Every record that follows must be duplicated exactly, with images left out.
--- Begin ---
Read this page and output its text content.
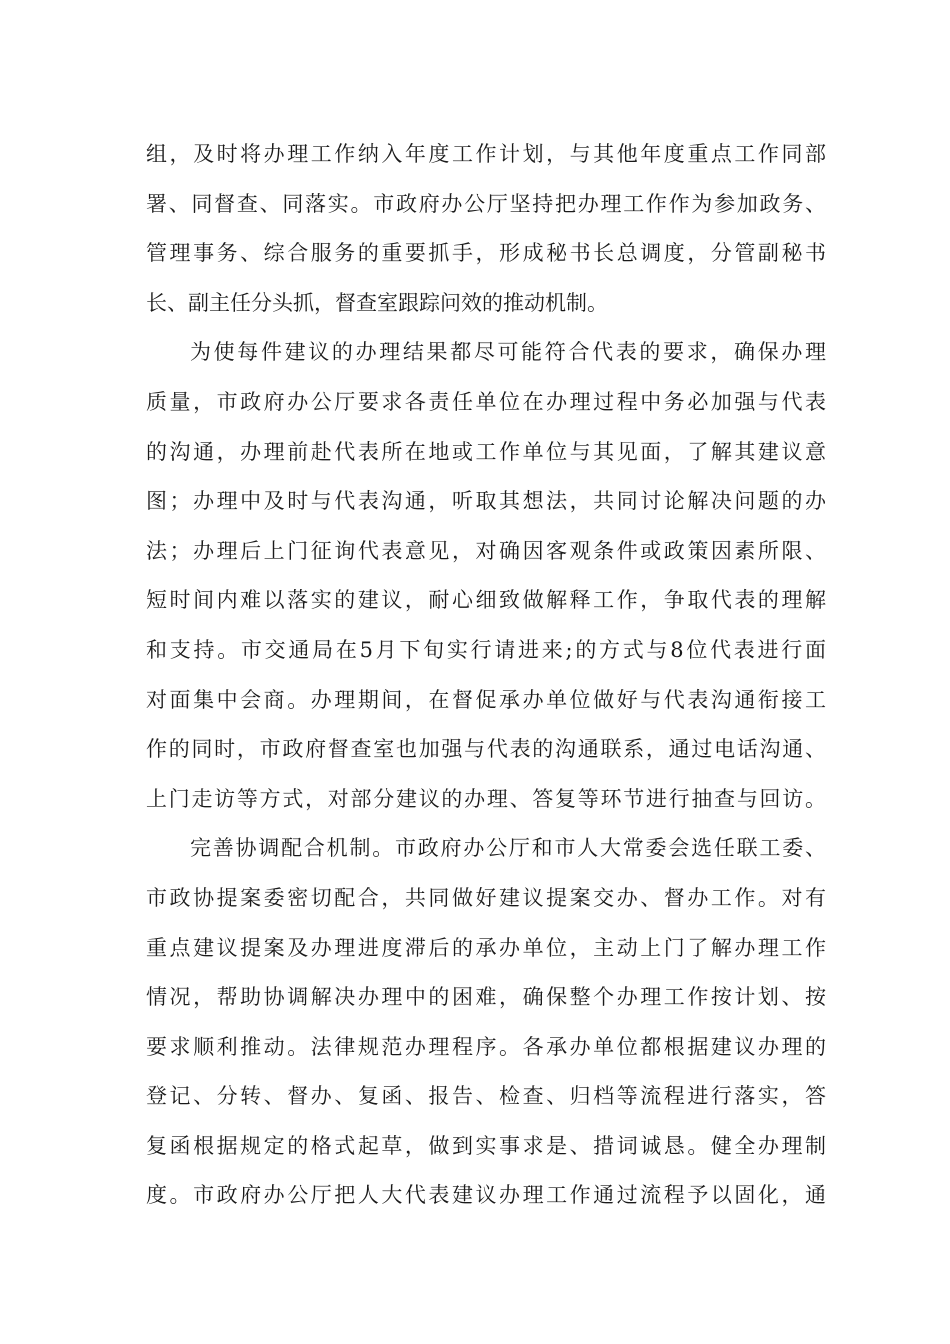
组，及时将办理工作纳入年度工作计划，与其他年度重点工作同部
署、同督查、同落实。市政府办公厅坚持把办理工作作为参加政务、
管理事务、综合服务的重要抓手，形成秘书长总调度，分管副秘书
长、副主任分头抓，督查室跟踪问效的推动机制。
为使每件建议的办理结果都尽可能符合代表的要求，确保办理
质量，市政府办公厅要求各责任单位在办理过程中务必加强与代表
的沟通，办理前赴代表所在地或工作单位与其见面，了解其建议意
图；办理中及时与代表沟通，听取其想法，共同讨论解决问题的办
法；办理后上门征询代表意见，对确因客观条件或政策因素所限、
短时间内难以落实的建议，耐心细致做解释工作，争取代表的理解
和支持。市交通局在5月下旬实行请进来;的方式与8位代表进行面
对面集中会商。办理期间，在督促承办单位做好与代表沟通衔接工
作的同时，市政府督查室也加强与代表的沟通联系，通过电话沟通、
上门走访等方式，对部分建议的办理、答复等环节进行抽查与回访。
完善协调配合机制。市政府办公厅和市人大常委会选任联工委、
市政协提案委密切配合，共同做好建议提案交办、督办工作。对有
重点建议提案及办理进度滞后的承办单位，主动上门了解办理工作
情况，帮助协调解决办理中的困难，确保整个办理工作按计划、按
要求顺利推动。法律规范办理程序。各承办单位都根据建议办理的
登记、分转、督办、复函、报告、检查、归档等流程进行落实，答
复函根据规定的格式起草，做到实事求是、措词诚恳。健全办理制
度。市政府办公厅把人大代表建议办理工作通过流程予以固化，通
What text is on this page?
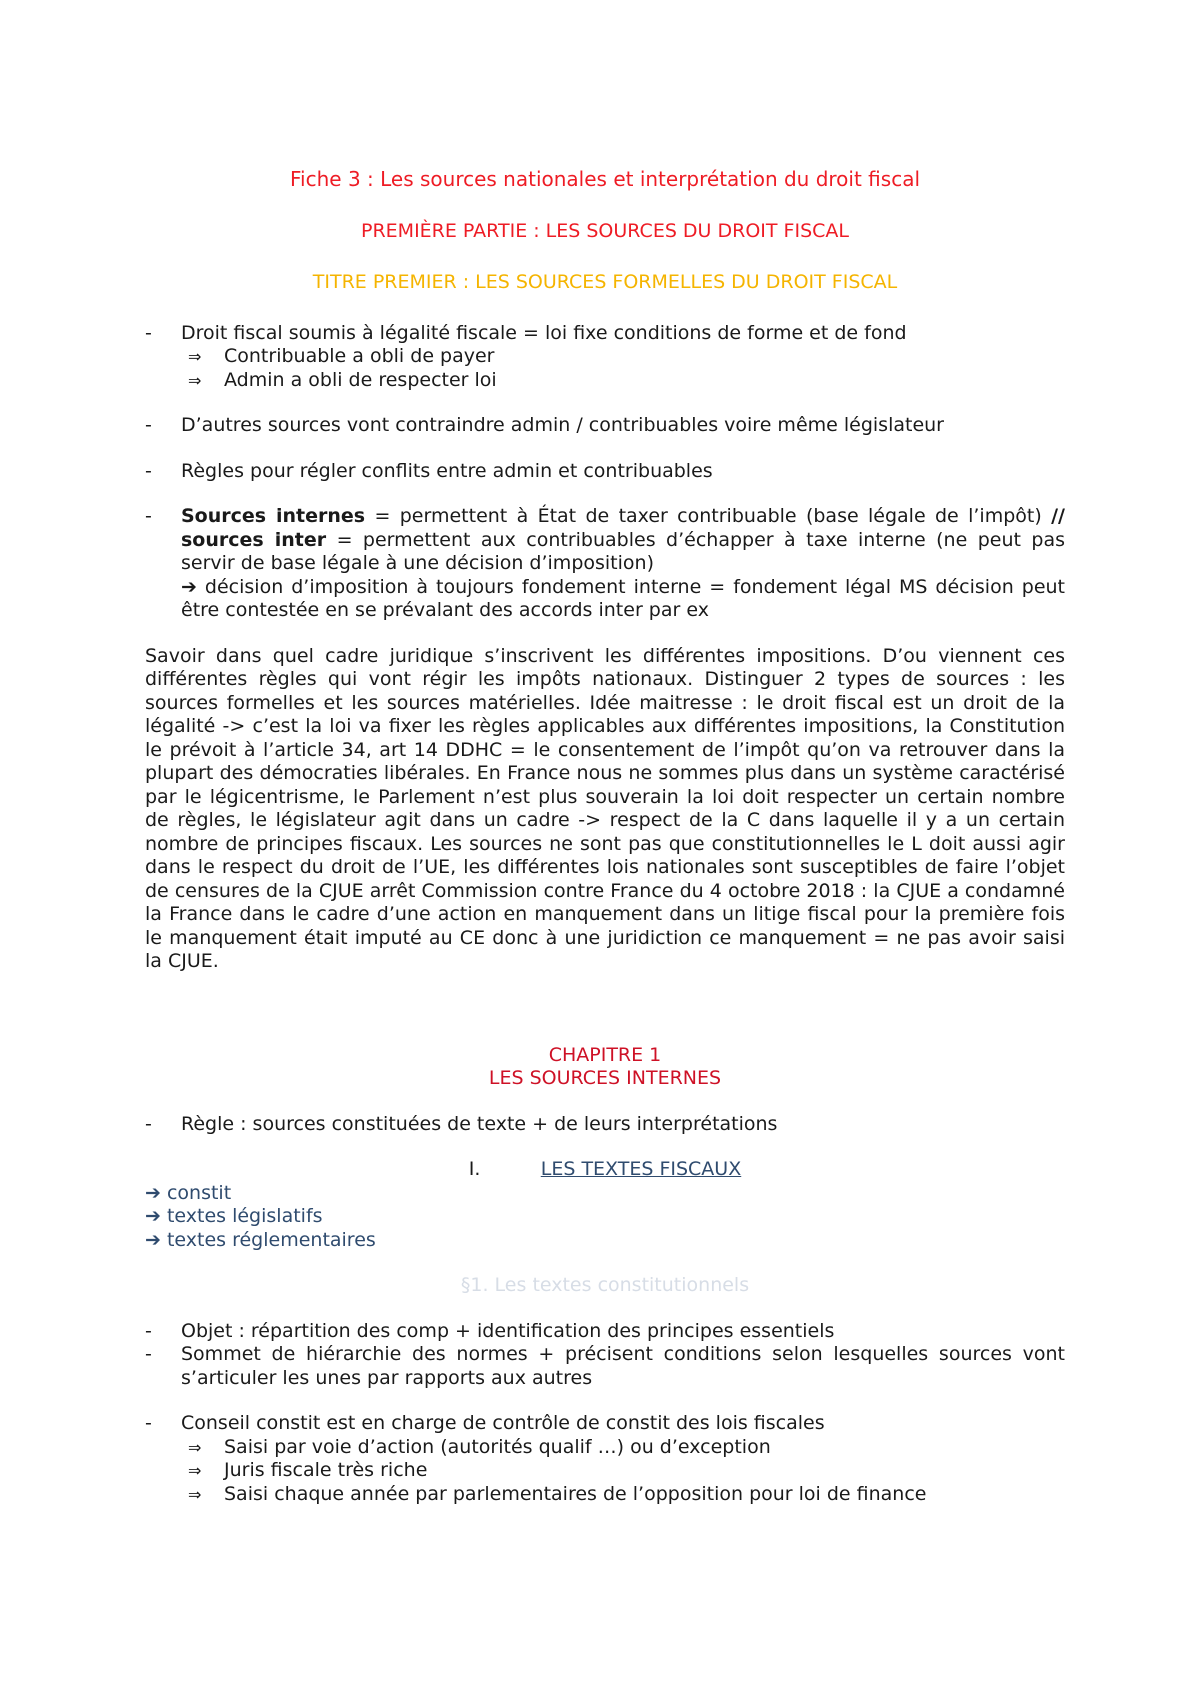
Fiche 3 : Les sources nationales et interprétation du droit fiscal
PREMIÈRE PARTIE : LES SOURCES DU DROIT FISCAL
TITRE PREMIER : LES SOURCES FORMELLES DU DROIT FISCAL
- Droit fiscal soumis à légalité fiscale = loi fixe conditions de forme et de fond
⇒ Contribuable a obli de payer
⇒ Admin a obli de respecter loi
- D’autres sources vont contraindre admin / contribuables voire même législateur
- Règles pour régler conflits entre admin et contribuables
- Sources internes = permettent à État de taxer contribuable (base légale de l’impôt) // sources inter = permettent aux contribuables d’échapper à taxe interne (ne peut pas servir de base légale à une décision d’imposition)
➔ décision d’imposition à toujours fondement interne = fondement légal MS décision peut être contestée en se prévalant des accords inter par ex
Savoir dans quel cadre juridique s’inscrivent les différentes impositions. D’ou viennent ces différentes règles qui vont régir les impôts nationaux. Distinguer 2 types de sources : les sources formelles et les sources matérielles. Idée maitresse : le droit fiscal est un droit de la légalité -> c’est la loi va fixer les règles applicables aux différentes impositions, la Constitution le prévoit à l’article 34, art 14 DDHC = le consentement de l’impôt qu’on va retrouver dans la plupart des démocraties libérales. En France nous ne sommes plus dans un système caractérisé par le légicentrisme, le Parlement n’est plus souverain la loi doit respecter un certain nombre de règles, le législateur agit dans un cadre -> respect de la C dans laquelle il y a un certain nombre de principes fiscaux. Les sources ne sont pas que constitutionnelles le L doit aussi agir dans le respect du droit de l’UE, les différentes lois nationales sont susceptibles de faire l’objet de censures de la CJUE arrêt Commission contre France du 4 octobre 2018 : la CJUE a condamné la France dans le cadre d’une action en manquement dans un litige fiscal pour la première fois le manquement était imputé au CE donc à une juridiction ce manquement = ne pas avoir saisi la CJUE.
CHAPITRE 1
LES SOURCES INTERNES
- Règle : sources constituées de texte + de leurs interprétations
I.	LES TEXTES FISCAUX
➔ constit
➔ textes législatifs
➔ textes réglementaires
§1. Les textes constitutionnels
- Objet : répartition des comp + identification des principes essentiels
- Sommet de hiérarchie des normes + précisent conditions selon lesquelles sources vont s’articuler les unes par rapports aux autres
- Conseil constit est en charge de contrôle de constit des lois fiscales
⇒ Saisi par voie d’action (autorités qualif …) ou d’exception
⇒ Juris fiscale très riche
⇒ Saisi chaque année par parlementaires de l’opposition pour loi de finance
--- End ---
**Correct result:**
Read this page and output its text content.
组，及时将办理工作纳入年度工作计划，与其他年度重点工作同部
署、同督查、同落实。市政府办公厅坚持把办理工作作为参加政务、
管理事务、综合服务的重要抓手，形成秘书长总调度，分管副秘书
长、副主任分头抓，督查室跟踪问效的推动机制。
为使每件建议的办理结果都尽可能符合代表的要求，确保办理
质量，市政府办公厅要求各责任单位在办理过程中务必加强与代表
的沟通，办理前赴代表所在地或工作单位与其见面，了解其建议意
图；办理中及时与代表沟通，听取其想法，共同讨论解决问题的办
法；办理后上门征询代表意见，对确因客观条件或政策因素所限、
短时间内难以落实的建议，耐心细致做解释工作，争取代表的理解
和支持。市交通局在5月下旬实行请进来;的方式与8位代表进行面
对面集中会商。办理期间，在督促承办单位做好与代表沟通衔接工
作的同时，市政府督查室也加强与代表的沟通联系，通过电话沟通、
上门走访等方式，对部分建议的办理、答复等环节进行抽查与回访。
完善协调配合机制。市政府办公厅和市人大常委会选任联工委、
市政协提案委密切配合，共同做好建议提案交办、督办工作。对有
重点建议提案及办理进度滞后的承办单位，主动上门了解办理工作
情况，帮助协调解决办理中的困难，确保整个办理工作按计划、按
要求顺利推动。法律规范办理程序。各承办单位都根据建议办理的
登记、分转、督办、复函、报告、检查、归档等流程进行落实，答
复函根据规定的格式起草，做到实事求是、措词诚恳。健全办理制
度。市政府办公厅把人大代表建议办理工作通过流程予以固化，通
What text is on this page?
Fiche 3 : Les sources nationales et interprétation du droit fiscal
PREMIÈRE PARTIE : LES SOURCES DU DROIT FISCAL
TITRE PREMIER : LES SOURCES FORMELLES DU DROIT FISCAL
- Droit fiscal soumis à légalité fiscale = loi fixe conditions de forme et de fond
⇒ Contribuable a obli de payer
⇒ Admin a obli de respecter loi
- D’autres sources vont contraindre admin / contribuables voire même législateur
- Règles pour régler conflits entre admin et contribuables
- Sources internes = permettent à État de taxer contribuable (base légale de l’impôt) // sources inter = permettent aux contribuables d’échapper à taxe interne (ne peut pas servir de base légale à une décision d’imposition)
➔ décision d’imposition à toujours fondement interne = fondement légal MS décision peut être contestée en se prévalant des accords inter par ex
Savoir dans quel cadre juridique s’inscrivent les différentes impositions. D’ou viennent ces différentes règles qui vont régir les impôts nationaux. Distinguer 2 types de sources : les sources formelles et les sources matérielles. Idée maitresse : le droit fiscal est un droit de la légalité -> c’est la loi va fixer les règles applicables aux différentes impositions, la Constitution le prévoit à l’article 34, art 14 DDHC = le consentement de l’impôt qu’on va retrouver dans la plupart des démocraties libérales. En France nous ne sommes plus dans un système caractérisé par le légicentrisme, le Parlement n’est plus souverain la loi doit respecter un certain nombre de règles, le législateur agit dans un cadre -> respect de la C dans laquelle il y a un certain nombre de principes fiscaux. Les sources ne sont pas que constitutionnelles le L doit aussi agir dans le respect du droit de l’UE, les différentes lois nationales sont susceptibles de faire l’objet de censures de la CJUE arrêt Commission contre France du 4 octobre 2018 : la CJUE a condamné la France dans le cadre d’une action en manquement dans un litige fiscal pour la première fois le manquement était imputé au CE donc à une juridiction ce manquement = ne pas avoir saisi la CJUE.
CHAPITRE 1
LES SOURCES INTERNES
- Règle : sources constituées de texte + de leurs interprétations
I.	LES TEXTES FISCAUX
➔ constit
➔ textes législatifs
➔ textes réglementaires
§1. Les textes constitutionnels
- Objet : répartition des comp + identification des principes essentiels
- Sommet de hiérarchie des normes + précisent conditions selon lesquelles sources vont s’articuler les unes par rapports aux autres
- Conseil constit est en charge de contrôle de constit des lois fiscales
⇒ Saisi par voie d’action (autorités qualif …) ou d’exception
⇒ Juris fiscale très riche
⇒ Saisi chaque année par parlementaires de l’opposition pour loi de finance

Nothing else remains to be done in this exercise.